Problem to solve: Omit the images, then output each of the records below exactly.

Working data:
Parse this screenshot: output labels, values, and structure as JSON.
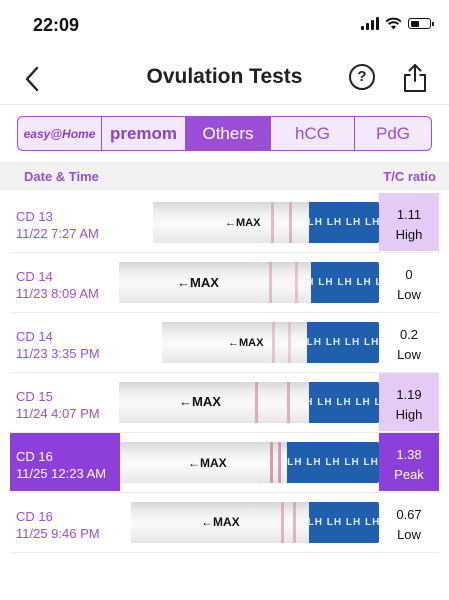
{
  "status_bar": {
    "time": "22:09"
  },
  "nav": {
    "title": "Ovulation Tests",
    "help_glyph": "?"
  },
  "brand_tabs": [
    {
      "label": "easy@Home",
      "selected": false
    },
    {
      "label": "premom",
      "selected": false
    },
    {
      "label": "Others",
      "selected": true
    },
    {
      "label": "hCG",
      "selected": false
    },
    {
      "label": "PdG",
      "selected": false
    }
  ],
  "table": {
    "col_date": "Date & Time",
    "col_ratio": "T/C ratio",
    "rows": [
      {
        "cd": "CD 13",
        "datetime": "11/22 7:27 AM",
        "ratio": "1.11",
        "level": "High",
        "max": "←MAX",
        "lh": "LH LH LH LH"
      },
      {
        "cd": "CD 14",
        "datetime": "11/23 8:09 AM",
        "ratio": "0",
        "level": "Low",
        "max": "←MAX",
        "lh": "LH LH LH LH LH"
      },
      {
        "cd": "CD 14",
        "datetime": "11/23 3:35 PM",
        "ratio": "0.2",
        "level": "Low",
        "max": "←MAX",
        "lh": "LH LH LH LH"
      },
      {
        "cd": "CD 15",
        "datetime": "11/24 4:07 PM",
        "ratio": "1.19",
        "level": "High",
        "max": "←MAX",
        "lh": "LH LH LH LH LH"
      },
      {
        "cd": "CD 16",
        "datetime": "11/25 12:23 AM",
        "ratio": "1.38",
        "level": "Peak",
        "max": "←MAX",
        "lh": "LH LH LH LH LH"
      },
      {
        "cd": "CD 16",
        "datetime": "11/25 9:46 PM",
        "ratio": "0.67",
        "level": "Low",
        "max": "←MAX",
        "lh": "LH LH LH LH"
      }
    ]
  },
  "colors": {
    "accent": "#9a4fd6",
    "peak": "#8d3fd9",
    "high": "#e4cbf5"
  }
}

Correct output:
Parse this screenshot: output labels, values, and structure as JSON.
{
  "status_bar": {
    "time": "22:09"
  },
  "nav": {
    "title": "Ovulation Tests",
    "help_glyph": "?"
  },
  "brand_tabs": [
    {
      "label": "easy@Home",
      "selected": false
    },
    {
      "label": "premom",
      "selected": false
    },
    {
      "label": "Others",
      "selected": true
    },
    {
      "label": "hCG",
      "selected": false
    },
    {
      "label": "PdG",
      "selected": false
    }
  ],
  "table": {
    "col_date": "Date & Time",
    "col_ratio": "T/C ratio",
    "rows": [
      {
        "cd": "CD 13",
        "datetime": "11/22 7:27 AM",
        "ratio": "1.11",
        "level": "High",
        "max": "←MAX",
        "lh": "LH LH LH LH"
      },
      {
        "cd": "CD 14",
        "datetime": "11/23 8:09 AM",
        "ratio": "0",
        "level": "Low",
        "max": "←MAX",
        "lh": "LH LH LH LH LH"
      },
      {
        "cd": "CD 14",
        "datetime": "11/23 3:35 PM",
        "ratio": "0.2",
        "level": "Low",
        "max": "←MAX",
        "lh": "LH LH LH LH"
      },
      {
        "cd": "CD 15",
        "datetime": "11/24 4:07 PM",
        "ratio": "1.19",
        "level": "High",
        "max": "←MAX",
        "lh": "LH LH LH LH LH"
      },
      {
        "cd": "CD 16",
        "datetime": "11/25 12:23 AM",
        "ratio": "1.38",
        "level": "Peak",
        "max": "←MAX",
        "lh": "LH LH LH LH LH"
      },
      {
        "cd": "CD 16",
        "datetime": "11/25 9:46 PM",
        "ratio": "0.67",
        "level": "Low",
        "max": "←MAX",
        "lh": "LH LH LH LH"
      }
    ]
  },
  "colors": {
    "accent": "#9a4fd6",
    "peak": "#8d3fd9",
    "high": "#e4cbf5"
  }
}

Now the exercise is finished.